* [What you will do]
Find every line containing the word "bytes" in the records below; report only how many there are.

* [Listed records]
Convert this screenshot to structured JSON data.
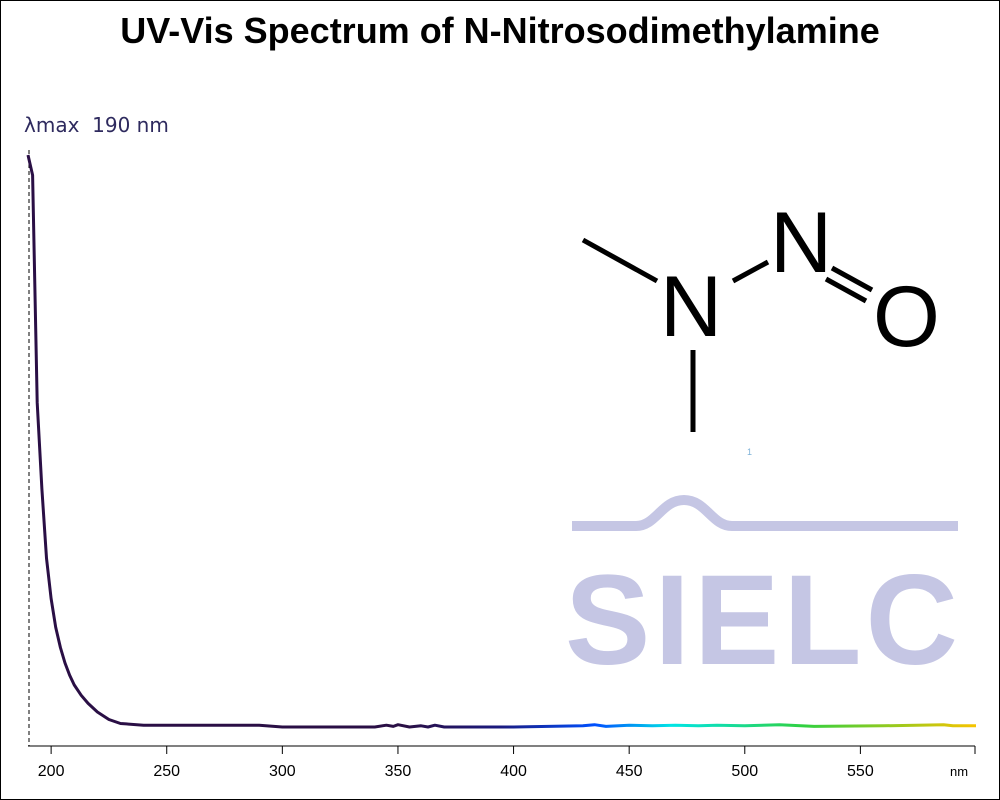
{
  "title": "UV-Vis Spectrum of N-Nitrosodimethylamine",
  "annotation": "λmax  190 nm",
  "chart_data": {
    "type": "line",
    "title": "UV-Vis Spectrum of N-Nitrosodimethylamine",
    "xlabel": "nm",
    "ylabel": "",
    "xlim": [
      190,
      600
    ],
    "ylim": [
      0,
      1
    ],
    "x_ticks": [
      200,
      250,
      300,
      350,
      400,
      450,
      500,
      550
    ],
    "x_tick_labels": [
      "200",
      "250",
      "300",
      "350",
      "400",
      "450",
      "500",
      "550"
    ],
    "grid": false,
    "lambda_max": 190,
    "series": [
      {
        "x": [
          190,
          192,
          194,
          196,
          198,
          200,
          202,
          204,
          206,
          208,
          210,
          213,
          216,
          220,
          225,
          230,
          240,
          250,
          270,
          290,
          300,
          320,
          340,
          345,
          348,
          350,
          355,
          360,
          363,
          366,
          370,
          400,
          430,
          435,
          440,
          450,
          460,
          470,
          480,
          488,
          500,
          515,
          530,
          560,
          586,
          590,
          600
        ],
        "y": [
          1.0,
          0.965,
          0.57,
          0.42,
          0.3,
          0.23,
          0.18,
          0.145,
          0.118,
          0.097,
          0.08,
          0.062,
          0.048,
          0.033,
          0.02,
          0.013,
          0.01,
          0.01,
          0.01,
          0.01,
          0.007,
          0.007,
          0.007,
          0.01,
          0.008,
          0.011,
          0.007,
          0.009,
          0.007,
          0.01,
          0.007,
          0.007,
          0.009,
          0.011,
          0.008,
          0.01,
          0.009,
          0.01,
          0.009,
          0.01,
          0.009,
          0.011,
          0.008,
          0.009,
          0.011,
          0.009,
          0.009
        ]
      }
    ]
  },
  "structure": {
    "atom_n1": "N",
    "atom_n2": "N",
    "atom_o": "O"
  },
  "logo": {
    "text": "SIELC",
    "color": "#c5c6e4"
  },
  "tiny_mark": "1",
  "colors": {
    "line_start": "#2a0f45",
    "spectrum": [
      "#2a0f45",
      "#1a1a80",
      "#0050ff",
      "#00e5e5",
      "#30d040",
      "#f5c400"
    ]
  }
}
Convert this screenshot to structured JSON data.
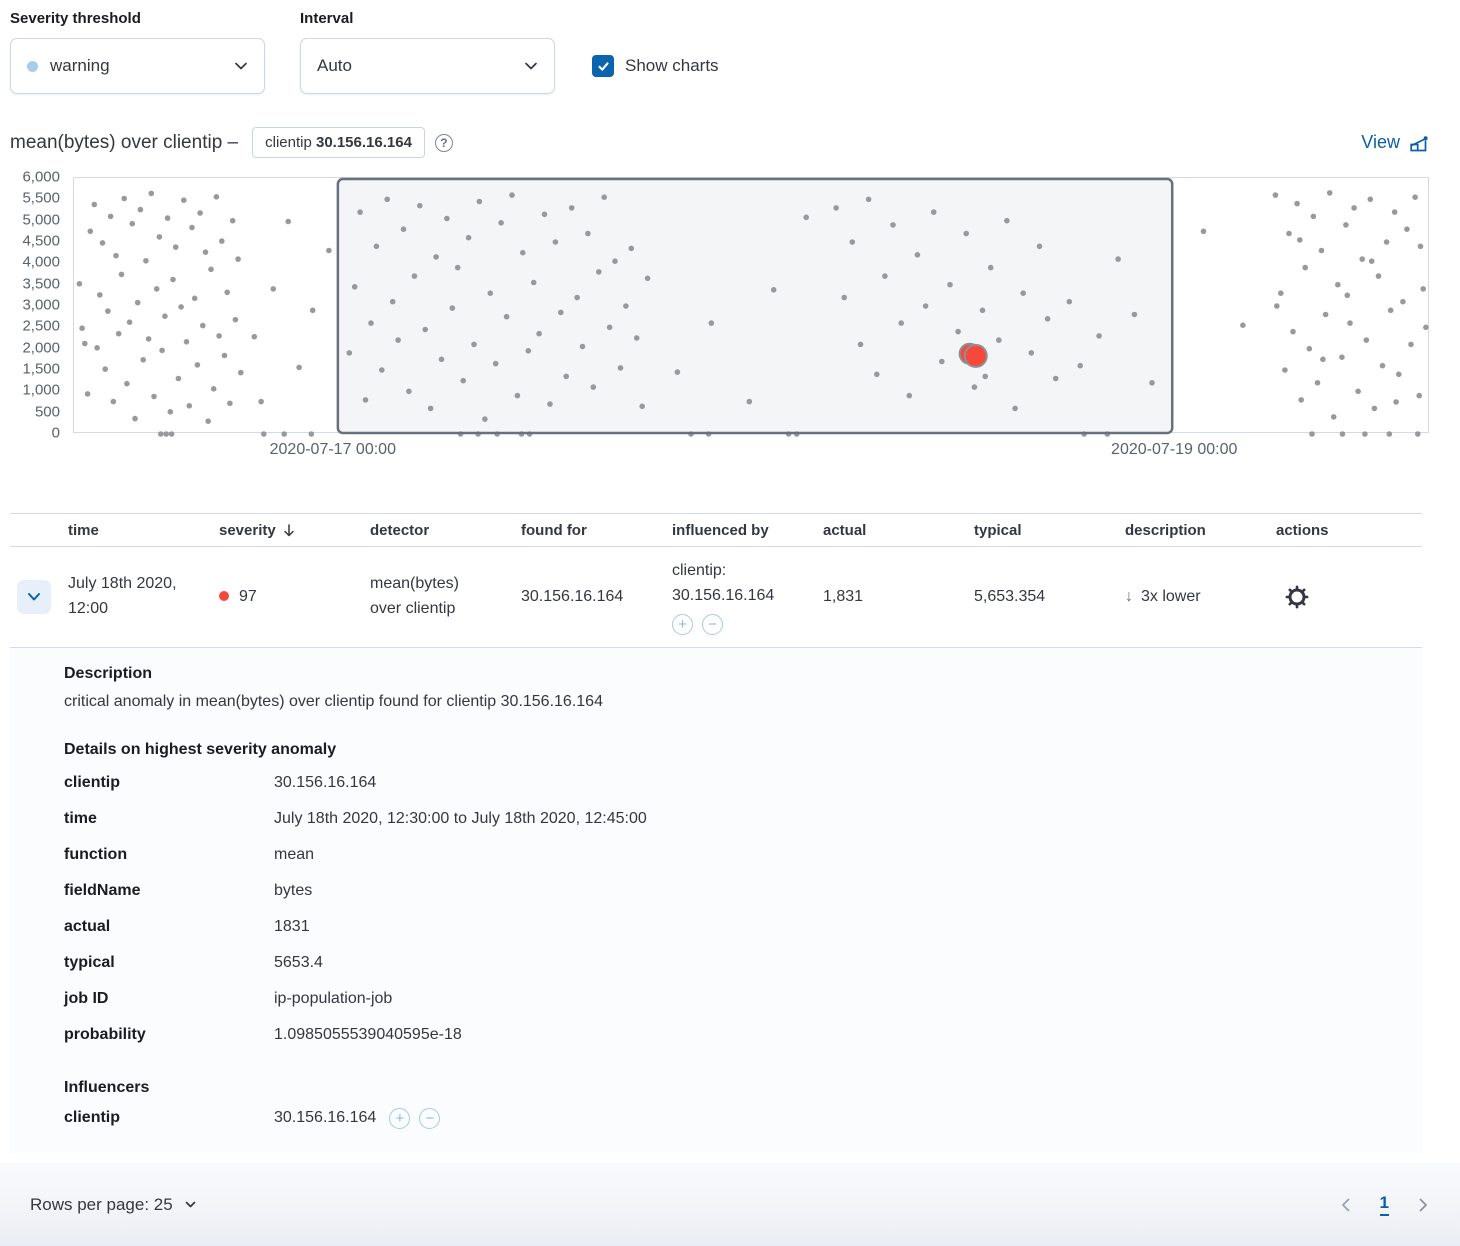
{
  "controls": {
    "severity": {
      "label": "Severity threshold",
      "value": "warning",
      "dot_color": "#8bc8fb"
    },
    "interval": {
      "label": "Interval",
      "value": "Auto"
    },
    "show_charts": {
      "label": "Show charts",
      "checked": true
    }
  },
  "chart_header": {
    "title": "mean(bytes) over clientip –",
    "badge_field": "clientip",
    "badge_value": "30.156.16.164",
    "view_label": "View"
  },
  "chart_data": {
    "type": "scatter",
    "title": "mean(bytes) over clientip – clientip 30.156.16.164",
    "ylim": [
      0,
      6000
    ],
    "y_tick_labels": [
      "6,000",
      "5,500",
      "5,000",
      "4,500",
      "4,000",
      "3,500",
      "3,000",
      "2,500",
      "2,000",
      "1,500",
      "1,000",
      "500",
      "0"
    ],
    "x_ticks": [
      {
        "label": "2020-07-17 00:00",
        "pos": 0.1916
      },
      {
        "label": "2020-07-19 00:00",
        "pos": 0.8121
      }
    ],
    "selection": {
      "start": 0.1946,
      "end": 0.8099,
      "from": "2020-07-17 00:00",
      "to": "2020-07-19 00:00"
    },
    "point_color": "#98999e",
    "anomaly_color": "#f6493c",
    "anomaly_stroke": "#8e9096",
    "anomaly_markers": [
      {
        "x": 0.6605,
        "value": 1880,
        "r": 10
      },
      {
        "x": 0.665,
        "value": 1831,
        "r": 11
      }
    ],
    "points": [
      [
        0.004,
        3520
      ],
      [
        0.006,
        2480
      ],
      [
        0.008,
        2120
      ],
      [
        0.01,
        940
      ],
      [
        0.012,
        4750
      ],
      [
        0.015,
        5380
      ],
      [
        0.017,
        2020
      ],
      [
        0.019,
        3260
      ],
      [
        0.021,
        4480
      ],
      [
        0.023,
        1520
      ],
      [
        0.025,
        2880
      ],
      [
        0.027,
        5100
      ],
      [
        0.029,
        760
      ],
      [
        0.031,
        4180
      ],
      [
        0.033,
        2350
      ],
      [
        0.035,
        3740
      ],
      [
        0.037,
        5520
      ],
      [
        0.039,
        1180
      ],
      [
        0.041,
        2620
      ],
      [
        0.043,
        4930
      ],
      [
        0.045,
        360
      ],
      [
        0.047,
        3080
      ],
      [
        0.049,
        5260
      ],
      [
        0.051,
        1740
      ],
      [
        0.053,
        4060
      ],
      [
        0.055,
        2230
      ],
      [
        0.057,
        5640
      ],
      [
        0.059,
        880
      ],
      [
        0.061,
        3400
      ],
      [
        0.063,
        4620
      ],
      [
        0.065,
        1960
      ],
      [
        0.067,
        2760
      ],
      [
        0.069,
        5060
      ],
      [
        0.071,
        520
      ],
      [
        0.073,
        3620
      ],
      [
        0.075,
        4380
      ],
      [
        0.077,
        1300
      ],
      [
        0.079,
        2980
      ],
      [
        0.081,
        5480
      ],
      [
        0.083,
        2160
      ],
      [
        0.085,
        660
      ],
      [
        0.087,
        4840
      ],
      [
        0.089,
        3180
      ],
      [
        0.091,
        1620
      ],
      [
        0.093,
        5180
      ],
      [
        0.095,
        2540
      ],
      [
        0.097,
        4260
      ],
      [
        0.099,
        300
      ],
      [
        0.101,
        3860
      ],
      [
        0.103,
        1060
      ],
      [
        0.105,
        5560
      ],
      [
        0.107,
        2300
      ],
      [
        0.109,
        4520
      ],
      [
        0.111,
        1840
      ],
      [
        0.113,
        3320
      ],
      [
        0.115,
        720
      ],
      [
        0.117,
        5000
      ],
      [
        0.119,
        2680
      ],
      [
        0.121,
        4100
      ],
      [
        0.123,
        1440
      ],
      [
        0.064,
        0
      ],
      [
        0.068,
        0
      ],
      [
        0.072,
        0
      ],
      [
        0.14,
        0
      ],
      [
        0.155,
        0
      ],
      [
        0.175,
        0
      ],
      [
        0.133,
        2280
      ],
      [
        0.138,
        760
      ],
      [
        0.147,
        3400
      ],
      [
        0.158,
        4980
      ],
      [
        0.166,
        1560
      ],
      [
        0.176,
        2900
      ],
      [
        0.188,
        4300
      ],
      [
        0.203,
        1900
      ],
      [
        0.207,
        3450
      ],
      [
        0.211,
        5200
      ],
      [
        0.215,
        800
      ],
      [
        0.219,
        2600
      ],
      [
        0.223,
        4400
      ],
      [
        0.227,
        1500
      ],
      [
        0.231,
        5500
      ],
      [
        0.235,
        3100
      ],
      [
        0.239,
        2200
      ],
      [
        0.243,
        4800
      ],
      [
        0.247,
        1000
      ],
      [
        0.251,
        3700
      ],
      [
        0.255,
        5350
      ],
      [
        0.259,
        2450
      ],
      [
        0.263,
        600
      ],
      [
        0.267,
        4150
      ],
      [
        0.271,
        1750
      ],
      [
        0.275,
        5050
      ],
      [
        0.279,
        2950
      ],
      [
        0.283,
        3900
      ],
      [
        0.287,
        1250
      ],
      [
        0.291,
        4600
      ],
      [
        0.295,
        2100
      ],
      [
        0.299,
        5450
      ],
      [
        0.303,
        350
      ],
      [
        0.307,
        3300
      ],
      [
        0.311,
        1650
      ],
      [
        0.315,
        4950
      ],
      [
        0.319,
        2750
      ],
      [
        0.323,
        5600
      ],
      [
        0.327,
        900
      ],
      [
        0.331,
        4250
      ],
      [
        0.335,
        1950
      ],
      [
        0.339,
        3550
      ],
      [
        0.343,
        2350
      ],
      [
        0.347,
        5150
      ],
      [
        0.351,
        700
      ],
      [
        0.355,
        4500
      ],
      [
        0.359,
        2850
      ],
      [
        0.363,
        1350
      ],
      [
        0.367,
        5300
      ],
      [
        0.371,
        3200
      ],
      [
        0.375,
        2050
      ],
      [
        0.379,
        4700
      ],
      [
        0.383,
        1100
      ],
      [
        0.387,
        3800
      ],
      [
        0.391,
        5550
      ],
      [
        0.395,
        2500
      ],
      [
        0.399,
        4050
      ],
      [
        0.403,
        1550
      ],
      [
        0.407,
        3000
      ],
      [
        0.411,
        4350
      ],
      [
        0.415,
        2250
      ],
      [
        0.419,
        650
      ],
      [
        0.423,
        3650
      ],
      [
        0.285,
        0
      ],
      [
        0.298,
        0
      ],
      [
        0.312,
        0
      ],
      [
        0.33,
        0
      ],
      [
        0.336,
        0
      ],
      [
        0.445,
        1450
      ],
      [
        0.47,
        2600
      ],
      [
        0.498,
        760
      ],
      [
        0.516,
        3380
      ],
      [
        0.54,
        5080
      ],
      [
        0.455,
        0
      ],
      [
        0.468,
        0
      ],
      [
        0.527,
        0
      ],
      [
        0.533,
        0
      ],
      [
        0.562,
        5300
      ],
      [
        0.568,
        3200
      ],
      [
        0.574,
        4500
      ],
      [
        0.58,
        2100
      ],
      [
        0.586,
        5500
      ],
      [
        0.592,
        1400
      ],
      [
        0.598,
        3700
      ],
      [
        0.604,
        4900
      ],
      [
        0.61,
        2600
      ],
      [
        0.616,
        900
      ],
      [
        0.622,
        4200
      ],
      [
        0.628,
        3000
      ],
      [
        0.634,
        5200
      ],
      [
        0.64,
        1700
      ],
      [
        0.646,
        3500
      ],
      [
        0.652,
        2400
      ],
      [
        0.658,
        4700
      ],
      [
        0.664,
        1100
      ],
      [
        0.67,
        2900
      ],
      [
        0.676,
        3900
      ],
      [
        0.682,
        2200
      ],
      [
        0.688,
        5000
      ],
      [
        0.694,
        600
      ],
      [
        0.7,
        3300
      ],
      [
        0.706,
        1900
      ],
      [
        0.712,
        4400
      ],
      [
        0.718,
        2700
      ],
      [
        0.724,
        1300
      ],
      [
        0.672,
        1350
      ],
      [
        0.734,
        3100
      ],
      [
        0.742,
        1600
      ],
      [
        0.756,
        2300
      ],
      [
        0.77,
        4100
      ],
      [
        0.782,
        2800
      ],
      [
        0.795,
        1200
      ],
      [
        0.745,
        0
      ],
      [
        0.762,
        0
      ],
      [
        0.833,
        4750
      ],
      [
        0.862,
        2550
      ],
      [
        0.886,
        5600
      ],
      [
        0.89,
        3300
      ],
      [
        0.893,
        1500
      ],
      [
        0.896,
        4700
      ],
      [
        0.899,
        2400
      ],
      [
        0.902,
        5400
      ],
      [
        0.905,
        800
      ],
      [
        0.908,
        3900
      ],
      [
        0.911,
        2000
      ],
      [
        0.914,
        5100
      ],
      [
        0.917,
        1200
      ],
      [
        0.92,
        4300
      ],
      [
        0.923,
        2800
      ],
      [
        0.926,
        5650
      ],
      [
        0.929,
        400
      ],
      [
        0.932,
        3500
      ],
      [
        0.935,
        1800
      ],
      [
        0.938,
        4900
      ],
      [
        0.941,
        2600
      ],
      [
        0.944,
        5300
      ],
      [
        0.947,
        1000
      ],
      [
        0.95,
        4100
      ],
      [
        0.953,
        2200
      ],
      [
        0.956,
        5500
      ],
      [
        0.959,
        600
      ],
      [
        0.962,
        3700
      ],
      [
        0.965,
        1600
      ],
      [
        0.968,
        4500
      ],
      [
        0.971,
        2900
      ],
      [
        0.974,
        5200
      ],
      [
        0.977,
        1400
      ],
      [
        0.98,
        3100
      ],
      [
        0.983,
        4800
      ],
      [
        0.986,
        2100
      ],
      [
        0.989,
        5550
      ],
      [
        0.992,
        900
      ],
      [
        0.995,
        3400
      ],
      [
        0.997,
        2500
      ],
      [
        0.913,
        0
      ],
      [
        0.9355,
        0
      ],
      [
        0.952,
        0
      ],
      [
        0.97,
        0
      ],
      [
        0.991,
        0
      ],
      [
        0.887,
        3000
      ],
      [
        0.904,
        4550
      ],
      [
        0.921,
        1750
      ],
      [
        0.939,
        3250
      ],
      [
        0.957,
        4050
      ],
      [
        0.975,
        750
      ],
      [
        0.993,
        4400
      ]
    ]
  },
  "table": {
    "columns": [
      "time",
      "severity",
      "detector",
      "found for",
      "influenced by",
      "actual",
      "typical",
      "description",
      "actions"
    ],
    "sort": {
      "column": "severity",
      "direction": "desc"
    },
    "row": {
      "time": "July 18th 2020, 12:00",
      "severity": "97",
      "detector": "mean(bytes) over clientip",
      "found_for": "30.156.16.164",
      "influenced_by_field": "clientip:",
      "influenced_by_value": "30.156.16.164",
      "actual": "1,831",
      "typical": "5,653.354",
      "description_text": "3x lower"
    }
  },
  "details": {
    "description_title": "Description",
    "description": "critical anomaly in mean(bytes) over clientip found for clientip 30.156.16.164",
    "details_title": "Details on highest severity anomaly",
    "fields": [
      {
        "name": "clientip",
        "value": "30.156.16.164"
      },
      {
        "name": "time",
        "value": "July 18th 2020, 12:30:00 to July 18th 2020, 12:45:00"
      },
      {
        "name": "function",
        "value": "mean"
      },
      {
        "name": "fieldName",
        "value": "bytes"
      },
      {
        "name": "actual",
        "value": "1831"
      },
      {
        "name": "typical",
        "value": "5653.4"
      },
      {
        "name": "job ID",
        "value": "ip-population-job"
      },
      {
        "name": "probability",
        "value": "1.0985055539040595e-18"
      }
    ],
    "influencers_title": "Influencers",
    "influencer_name": "clientip",
    "influencer_value": "30.156.16.164"
  },
  "footer": {
    "rows_per_page": "Rows per page: 25",
    "page": "1"
  },
  "colors": {
    "accent_blue": "#0a60a8",
    "critical_red": "#f6493c",
    "warning_dot": "#8bc8fb",
    "selection_border": "#69707d",
    "point_gray": "#98999e"
  }
}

* [Answer in full]
5